<<<<

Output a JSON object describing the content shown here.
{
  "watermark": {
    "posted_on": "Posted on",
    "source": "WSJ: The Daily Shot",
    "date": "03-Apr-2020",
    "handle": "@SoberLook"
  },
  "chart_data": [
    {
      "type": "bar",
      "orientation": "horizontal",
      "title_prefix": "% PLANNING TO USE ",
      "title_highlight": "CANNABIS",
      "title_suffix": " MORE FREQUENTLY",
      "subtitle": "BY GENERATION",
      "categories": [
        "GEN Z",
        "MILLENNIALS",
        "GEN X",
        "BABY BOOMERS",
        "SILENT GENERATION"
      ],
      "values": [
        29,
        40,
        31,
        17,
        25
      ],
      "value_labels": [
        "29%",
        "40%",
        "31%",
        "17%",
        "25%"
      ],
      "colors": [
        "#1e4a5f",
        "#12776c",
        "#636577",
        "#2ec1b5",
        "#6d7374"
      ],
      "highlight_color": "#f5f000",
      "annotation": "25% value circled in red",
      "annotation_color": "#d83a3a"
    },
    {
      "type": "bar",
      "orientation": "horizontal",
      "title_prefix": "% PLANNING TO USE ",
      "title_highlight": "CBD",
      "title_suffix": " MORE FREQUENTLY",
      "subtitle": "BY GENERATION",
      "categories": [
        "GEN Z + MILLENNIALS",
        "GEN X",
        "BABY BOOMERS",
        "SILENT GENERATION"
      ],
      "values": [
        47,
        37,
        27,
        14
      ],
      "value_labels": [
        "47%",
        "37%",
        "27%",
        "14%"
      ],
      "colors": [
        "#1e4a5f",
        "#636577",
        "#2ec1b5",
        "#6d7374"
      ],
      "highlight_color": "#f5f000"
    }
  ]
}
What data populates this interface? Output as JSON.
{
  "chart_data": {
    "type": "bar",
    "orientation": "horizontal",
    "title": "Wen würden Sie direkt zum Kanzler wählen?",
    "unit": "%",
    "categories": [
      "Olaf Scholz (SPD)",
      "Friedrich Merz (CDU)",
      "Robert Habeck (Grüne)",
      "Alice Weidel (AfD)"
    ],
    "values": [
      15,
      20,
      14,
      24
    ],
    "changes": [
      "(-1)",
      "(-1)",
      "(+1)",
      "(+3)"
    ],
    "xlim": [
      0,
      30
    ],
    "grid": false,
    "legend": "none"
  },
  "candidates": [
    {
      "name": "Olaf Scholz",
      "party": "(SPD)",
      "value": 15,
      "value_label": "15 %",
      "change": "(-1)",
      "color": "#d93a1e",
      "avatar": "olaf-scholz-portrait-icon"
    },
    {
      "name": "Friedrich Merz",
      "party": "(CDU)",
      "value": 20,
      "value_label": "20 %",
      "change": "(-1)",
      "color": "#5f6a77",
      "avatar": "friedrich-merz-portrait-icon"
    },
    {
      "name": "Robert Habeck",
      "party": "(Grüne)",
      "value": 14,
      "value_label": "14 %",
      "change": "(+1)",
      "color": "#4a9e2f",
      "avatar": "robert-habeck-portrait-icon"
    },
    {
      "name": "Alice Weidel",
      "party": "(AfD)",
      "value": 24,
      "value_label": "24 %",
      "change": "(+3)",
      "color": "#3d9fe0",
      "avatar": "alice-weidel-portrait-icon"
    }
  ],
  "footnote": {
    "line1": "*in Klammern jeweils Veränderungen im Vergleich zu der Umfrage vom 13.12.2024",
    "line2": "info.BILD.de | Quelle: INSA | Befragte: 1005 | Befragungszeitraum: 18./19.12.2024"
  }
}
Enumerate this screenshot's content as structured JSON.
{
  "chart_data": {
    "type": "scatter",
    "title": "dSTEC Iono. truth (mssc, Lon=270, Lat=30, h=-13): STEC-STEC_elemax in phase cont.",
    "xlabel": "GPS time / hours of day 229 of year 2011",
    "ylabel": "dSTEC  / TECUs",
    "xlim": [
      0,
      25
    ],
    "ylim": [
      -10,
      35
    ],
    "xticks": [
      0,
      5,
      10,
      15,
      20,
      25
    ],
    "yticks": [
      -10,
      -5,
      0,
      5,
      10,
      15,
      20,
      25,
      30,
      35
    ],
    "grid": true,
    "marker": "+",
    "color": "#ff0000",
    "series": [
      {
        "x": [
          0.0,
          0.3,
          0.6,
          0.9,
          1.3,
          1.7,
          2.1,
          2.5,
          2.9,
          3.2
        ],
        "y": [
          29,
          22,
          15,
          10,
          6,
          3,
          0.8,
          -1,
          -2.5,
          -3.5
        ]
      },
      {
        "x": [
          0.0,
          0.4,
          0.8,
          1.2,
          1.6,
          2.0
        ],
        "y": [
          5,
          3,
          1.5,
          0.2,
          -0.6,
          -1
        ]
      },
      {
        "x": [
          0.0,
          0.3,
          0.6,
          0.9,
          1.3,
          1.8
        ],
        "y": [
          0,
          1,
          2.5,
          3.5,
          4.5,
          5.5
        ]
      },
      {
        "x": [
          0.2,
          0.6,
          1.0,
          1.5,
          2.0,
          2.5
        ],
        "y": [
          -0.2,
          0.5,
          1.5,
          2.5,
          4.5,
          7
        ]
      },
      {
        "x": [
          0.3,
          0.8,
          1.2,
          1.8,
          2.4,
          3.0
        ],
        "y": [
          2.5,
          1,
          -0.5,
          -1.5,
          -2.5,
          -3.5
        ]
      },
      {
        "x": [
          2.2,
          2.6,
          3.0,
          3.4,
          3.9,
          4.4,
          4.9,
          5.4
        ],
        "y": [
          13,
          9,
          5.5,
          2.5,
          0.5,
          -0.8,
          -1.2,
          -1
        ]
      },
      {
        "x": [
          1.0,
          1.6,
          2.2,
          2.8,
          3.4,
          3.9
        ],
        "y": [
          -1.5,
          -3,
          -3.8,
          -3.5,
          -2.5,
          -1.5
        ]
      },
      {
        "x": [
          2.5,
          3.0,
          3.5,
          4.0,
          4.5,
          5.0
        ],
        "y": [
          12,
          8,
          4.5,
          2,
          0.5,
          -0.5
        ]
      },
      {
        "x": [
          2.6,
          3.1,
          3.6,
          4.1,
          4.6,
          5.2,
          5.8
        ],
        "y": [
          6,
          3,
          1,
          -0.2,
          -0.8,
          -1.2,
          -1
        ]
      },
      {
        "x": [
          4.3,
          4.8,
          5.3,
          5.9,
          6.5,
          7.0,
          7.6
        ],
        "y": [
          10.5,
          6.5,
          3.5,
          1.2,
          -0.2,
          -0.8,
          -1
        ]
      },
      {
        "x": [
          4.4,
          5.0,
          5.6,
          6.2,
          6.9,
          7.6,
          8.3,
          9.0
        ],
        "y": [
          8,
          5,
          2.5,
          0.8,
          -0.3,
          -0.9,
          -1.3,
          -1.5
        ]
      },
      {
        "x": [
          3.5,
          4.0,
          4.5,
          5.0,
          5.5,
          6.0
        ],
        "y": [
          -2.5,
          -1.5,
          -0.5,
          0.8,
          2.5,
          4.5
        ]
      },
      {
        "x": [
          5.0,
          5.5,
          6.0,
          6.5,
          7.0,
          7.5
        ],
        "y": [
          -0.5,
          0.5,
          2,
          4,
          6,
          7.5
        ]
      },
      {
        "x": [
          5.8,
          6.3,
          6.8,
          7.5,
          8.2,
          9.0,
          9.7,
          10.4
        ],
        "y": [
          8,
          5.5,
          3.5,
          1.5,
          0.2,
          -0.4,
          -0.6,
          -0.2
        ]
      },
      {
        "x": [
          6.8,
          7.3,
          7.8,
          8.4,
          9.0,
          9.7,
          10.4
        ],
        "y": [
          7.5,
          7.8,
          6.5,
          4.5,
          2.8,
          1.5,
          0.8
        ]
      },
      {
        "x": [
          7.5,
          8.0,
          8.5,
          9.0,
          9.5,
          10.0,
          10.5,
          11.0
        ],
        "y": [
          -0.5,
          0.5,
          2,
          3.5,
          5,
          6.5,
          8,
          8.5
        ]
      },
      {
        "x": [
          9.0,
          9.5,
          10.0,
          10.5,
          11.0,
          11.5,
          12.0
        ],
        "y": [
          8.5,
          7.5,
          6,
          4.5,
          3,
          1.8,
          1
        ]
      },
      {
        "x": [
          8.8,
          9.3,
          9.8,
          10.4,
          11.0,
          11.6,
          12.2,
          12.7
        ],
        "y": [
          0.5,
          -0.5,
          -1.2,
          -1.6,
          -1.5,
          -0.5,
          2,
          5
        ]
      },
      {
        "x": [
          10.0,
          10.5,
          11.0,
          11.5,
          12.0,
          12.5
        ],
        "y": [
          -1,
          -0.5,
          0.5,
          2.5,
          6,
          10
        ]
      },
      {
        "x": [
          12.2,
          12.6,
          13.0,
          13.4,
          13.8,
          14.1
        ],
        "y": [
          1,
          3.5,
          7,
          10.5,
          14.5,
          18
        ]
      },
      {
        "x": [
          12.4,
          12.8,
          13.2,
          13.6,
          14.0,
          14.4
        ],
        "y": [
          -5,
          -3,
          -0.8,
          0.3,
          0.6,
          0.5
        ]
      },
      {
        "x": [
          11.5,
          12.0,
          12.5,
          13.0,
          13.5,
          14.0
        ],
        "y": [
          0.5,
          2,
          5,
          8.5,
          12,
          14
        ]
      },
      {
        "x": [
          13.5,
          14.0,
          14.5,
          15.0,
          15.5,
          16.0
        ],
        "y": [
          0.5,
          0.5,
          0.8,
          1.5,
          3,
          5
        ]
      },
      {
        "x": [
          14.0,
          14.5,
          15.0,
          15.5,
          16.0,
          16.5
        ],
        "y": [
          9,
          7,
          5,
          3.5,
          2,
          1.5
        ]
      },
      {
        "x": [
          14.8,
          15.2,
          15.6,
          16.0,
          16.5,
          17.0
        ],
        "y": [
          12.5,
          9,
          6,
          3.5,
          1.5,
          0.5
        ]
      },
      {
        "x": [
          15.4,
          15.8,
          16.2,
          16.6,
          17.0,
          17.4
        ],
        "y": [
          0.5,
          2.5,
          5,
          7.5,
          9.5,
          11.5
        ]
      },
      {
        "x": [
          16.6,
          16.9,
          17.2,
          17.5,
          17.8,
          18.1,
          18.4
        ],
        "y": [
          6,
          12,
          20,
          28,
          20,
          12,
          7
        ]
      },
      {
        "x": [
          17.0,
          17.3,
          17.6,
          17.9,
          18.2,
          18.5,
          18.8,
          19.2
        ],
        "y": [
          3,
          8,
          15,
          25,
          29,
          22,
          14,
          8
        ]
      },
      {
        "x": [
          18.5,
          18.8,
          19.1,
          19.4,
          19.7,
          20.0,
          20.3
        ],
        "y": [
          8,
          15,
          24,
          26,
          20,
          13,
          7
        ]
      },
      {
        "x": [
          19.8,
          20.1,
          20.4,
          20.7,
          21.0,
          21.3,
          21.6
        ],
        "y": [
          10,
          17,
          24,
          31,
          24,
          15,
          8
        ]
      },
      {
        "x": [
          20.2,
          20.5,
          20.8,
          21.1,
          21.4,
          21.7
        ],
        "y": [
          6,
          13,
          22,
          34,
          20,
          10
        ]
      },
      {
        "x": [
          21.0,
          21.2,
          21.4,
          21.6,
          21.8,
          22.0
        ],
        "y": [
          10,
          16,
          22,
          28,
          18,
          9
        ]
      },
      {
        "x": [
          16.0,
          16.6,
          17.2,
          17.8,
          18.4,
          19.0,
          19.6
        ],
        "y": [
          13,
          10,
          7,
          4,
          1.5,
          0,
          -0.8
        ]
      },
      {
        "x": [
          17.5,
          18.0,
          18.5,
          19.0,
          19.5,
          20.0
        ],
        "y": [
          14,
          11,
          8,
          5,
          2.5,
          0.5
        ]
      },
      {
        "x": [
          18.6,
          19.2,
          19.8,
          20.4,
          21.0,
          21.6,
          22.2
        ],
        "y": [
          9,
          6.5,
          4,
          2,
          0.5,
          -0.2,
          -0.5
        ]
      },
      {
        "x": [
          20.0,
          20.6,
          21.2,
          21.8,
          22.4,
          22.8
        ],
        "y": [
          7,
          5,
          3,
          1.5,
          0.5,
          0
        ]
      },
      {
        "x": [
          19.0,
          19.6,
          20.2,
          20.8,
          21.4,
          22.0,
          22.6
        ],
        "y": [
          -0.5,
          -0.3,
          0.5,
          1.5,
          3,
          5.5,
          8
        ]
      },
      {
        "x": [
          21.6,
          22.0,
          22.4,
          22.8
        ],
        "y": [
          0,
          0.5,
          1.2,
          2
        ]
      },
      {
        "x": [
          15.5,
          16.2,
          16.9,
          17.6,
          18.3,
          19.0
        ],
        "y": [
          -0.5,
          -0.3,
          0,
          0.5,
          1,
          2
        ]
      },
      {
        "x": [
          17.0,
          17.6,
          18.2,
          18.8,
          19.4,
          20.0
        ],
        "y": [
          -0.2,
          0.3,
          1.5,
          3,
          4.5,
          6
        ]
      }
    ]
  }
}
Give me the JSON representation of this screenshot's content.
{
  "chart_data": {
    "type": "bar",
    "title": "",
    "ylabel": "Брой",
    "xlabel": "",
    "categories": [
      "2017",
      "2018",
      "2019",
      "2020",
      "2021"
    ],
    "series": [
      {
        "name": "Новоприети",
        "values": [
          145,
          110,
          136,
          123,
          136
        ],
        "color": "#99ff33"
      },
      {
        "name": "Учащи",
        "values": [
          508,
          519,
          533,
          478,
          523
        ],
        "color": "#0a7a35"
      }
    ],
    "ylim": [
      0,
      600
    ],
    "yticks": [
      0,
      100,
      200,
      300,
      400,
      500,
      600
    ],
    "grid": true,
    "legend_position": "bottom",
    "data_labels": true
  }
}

>>>>

THE TASK: Examine the entries and report how many of their lines contain the string "content", giving no more than the number.

WRITTEN RESPONSE: 3